:: Written request ::
Count, in the entries, the lines with "Kapitel". Answer with the number only.

:: Materials provided ::
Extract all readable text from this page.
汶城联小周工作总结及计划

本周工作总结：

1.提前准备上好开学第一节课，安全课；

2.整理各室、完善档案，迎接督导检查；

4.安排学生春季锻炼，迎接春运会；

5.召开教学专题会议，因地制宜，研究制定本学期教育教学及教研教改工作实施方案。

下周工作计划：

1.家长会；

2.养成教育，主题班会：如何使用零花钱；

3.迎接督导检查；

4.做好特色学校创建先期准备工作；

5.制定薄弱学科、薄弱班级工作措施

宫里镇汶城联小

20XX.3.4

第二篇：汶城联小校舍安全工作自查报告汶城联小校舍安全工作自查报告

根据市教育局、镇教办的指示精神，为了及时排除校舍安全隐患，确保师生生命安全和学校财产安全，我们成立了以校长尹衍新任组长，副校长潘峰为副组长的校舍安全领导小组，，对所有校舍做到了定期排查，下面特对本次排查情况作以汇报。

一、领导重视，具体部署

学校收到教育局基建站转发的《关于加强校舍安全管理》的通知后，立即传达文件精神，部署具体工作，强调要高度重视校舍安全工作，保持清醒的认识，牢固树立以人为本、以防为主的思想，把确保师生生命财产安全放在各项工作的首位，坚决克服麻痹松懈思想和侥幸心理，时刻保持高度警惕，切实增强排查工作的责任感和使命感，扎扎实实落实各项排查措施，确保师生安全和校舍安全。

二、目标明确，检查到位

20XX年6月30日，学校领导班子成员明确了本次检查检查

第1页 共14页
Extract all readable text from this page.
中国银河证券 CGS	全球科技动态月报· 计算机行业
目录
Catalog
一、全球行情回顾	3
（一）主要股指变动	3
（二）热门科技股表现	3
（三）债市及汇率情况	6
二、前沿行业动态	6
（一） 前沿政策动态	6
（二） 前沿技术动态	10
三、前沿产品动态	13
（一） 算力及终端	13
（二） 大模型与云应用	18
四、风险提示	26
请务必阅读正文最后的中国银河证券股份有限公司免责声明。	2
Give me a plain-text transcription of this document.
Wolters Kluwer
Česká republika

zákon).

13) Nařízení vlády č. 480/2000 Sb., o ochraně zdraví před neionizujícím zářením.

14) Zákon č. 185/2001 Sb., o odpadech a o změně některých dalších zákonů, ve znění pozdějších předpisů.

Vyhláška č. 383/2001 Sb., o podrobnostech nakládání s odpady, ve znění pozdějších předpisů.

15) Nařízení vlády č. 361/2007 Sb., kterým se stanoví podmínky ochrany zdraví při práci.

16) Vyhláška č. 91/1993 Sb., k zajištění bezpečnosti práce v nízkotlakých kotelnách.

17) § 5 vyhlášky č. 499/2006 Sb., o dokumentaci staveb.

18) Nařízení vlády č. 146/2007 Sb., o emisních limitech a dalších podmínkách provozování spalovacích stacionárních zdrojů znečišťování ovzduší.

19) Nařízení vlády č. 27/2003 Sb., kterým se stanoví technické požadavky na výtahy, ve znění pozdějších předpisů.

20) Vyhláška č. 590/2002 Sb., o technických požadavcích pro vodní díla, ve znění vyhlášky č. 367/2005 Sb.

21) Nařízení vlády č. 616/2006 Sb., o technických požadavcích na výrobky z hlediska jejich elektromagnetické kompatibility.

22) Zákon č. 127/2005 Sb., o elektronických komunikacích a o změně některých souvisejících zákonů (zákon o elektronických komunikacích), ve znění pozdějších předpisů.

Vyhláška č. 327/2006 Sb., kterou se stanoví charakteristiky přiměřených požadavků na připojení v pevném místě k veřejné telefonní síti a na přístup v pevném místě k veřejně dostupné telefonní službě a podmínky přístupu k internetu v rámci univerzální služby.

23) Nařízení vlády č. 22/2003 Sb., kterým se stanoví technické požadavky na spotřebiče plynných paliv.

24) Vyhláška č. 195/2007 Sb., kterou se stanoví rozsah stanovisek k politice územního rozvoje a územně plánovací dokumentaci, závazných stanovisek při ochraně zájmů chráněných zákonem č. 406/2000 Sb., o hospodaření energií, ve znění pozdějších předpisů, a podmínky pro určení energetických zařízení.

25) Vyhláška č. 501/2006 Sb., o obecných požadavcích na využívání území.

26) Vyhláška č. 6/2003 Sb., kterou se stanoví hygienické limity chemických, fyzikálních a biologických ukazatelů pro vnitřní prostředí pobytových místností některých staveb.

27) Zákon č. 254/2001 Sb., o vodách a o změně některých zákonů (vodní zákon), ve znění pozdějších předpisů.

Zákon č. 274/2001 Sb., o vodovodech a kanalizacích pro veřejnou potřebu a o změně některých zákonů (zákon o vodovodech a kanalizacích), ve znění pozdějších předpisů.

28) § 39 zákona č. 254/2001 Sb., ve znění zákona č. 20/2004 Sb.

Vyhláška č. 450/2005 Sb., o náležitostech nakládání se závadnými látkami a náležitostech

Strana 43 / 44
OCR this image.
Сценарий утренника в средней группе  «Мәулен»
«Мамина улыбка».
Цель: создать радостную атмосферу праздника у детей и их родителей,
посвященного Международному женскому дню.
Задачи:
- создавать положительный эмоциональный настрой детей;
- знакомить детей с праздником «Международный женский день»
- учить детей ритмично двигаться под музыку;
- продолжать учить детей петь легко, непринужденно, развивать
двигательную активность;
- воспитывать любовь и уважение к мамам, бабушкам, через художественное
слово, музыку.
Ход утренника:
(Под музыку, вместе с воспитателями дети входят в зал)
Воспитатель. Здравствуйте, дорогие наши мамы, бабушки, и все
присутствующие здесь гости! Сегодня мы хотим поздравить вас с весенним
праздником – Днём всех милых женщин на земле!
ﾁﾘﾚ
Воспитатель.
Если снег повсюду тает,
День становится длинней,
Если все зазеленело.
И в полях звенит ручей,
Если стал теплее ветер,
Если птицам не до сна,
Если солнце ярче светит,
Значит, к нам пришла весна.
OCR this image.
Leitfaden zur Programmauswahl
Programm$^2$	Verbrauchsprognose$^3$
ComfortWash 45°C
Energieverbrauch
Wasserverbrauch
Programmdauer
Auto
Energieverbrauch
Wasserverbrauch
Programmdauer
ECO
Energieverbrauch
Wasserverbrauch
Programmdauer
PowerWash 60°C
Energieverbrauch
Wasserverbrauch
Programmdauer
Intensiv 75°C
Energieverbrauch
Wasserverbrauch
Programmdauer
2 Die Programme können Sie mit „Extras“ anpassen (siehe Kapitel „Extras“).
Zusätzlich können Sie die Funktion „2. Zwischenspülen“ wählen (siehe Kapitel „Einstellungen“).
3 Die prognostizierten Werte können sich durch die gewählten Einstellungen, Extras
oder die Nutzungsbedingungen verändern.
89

:: Result ::
2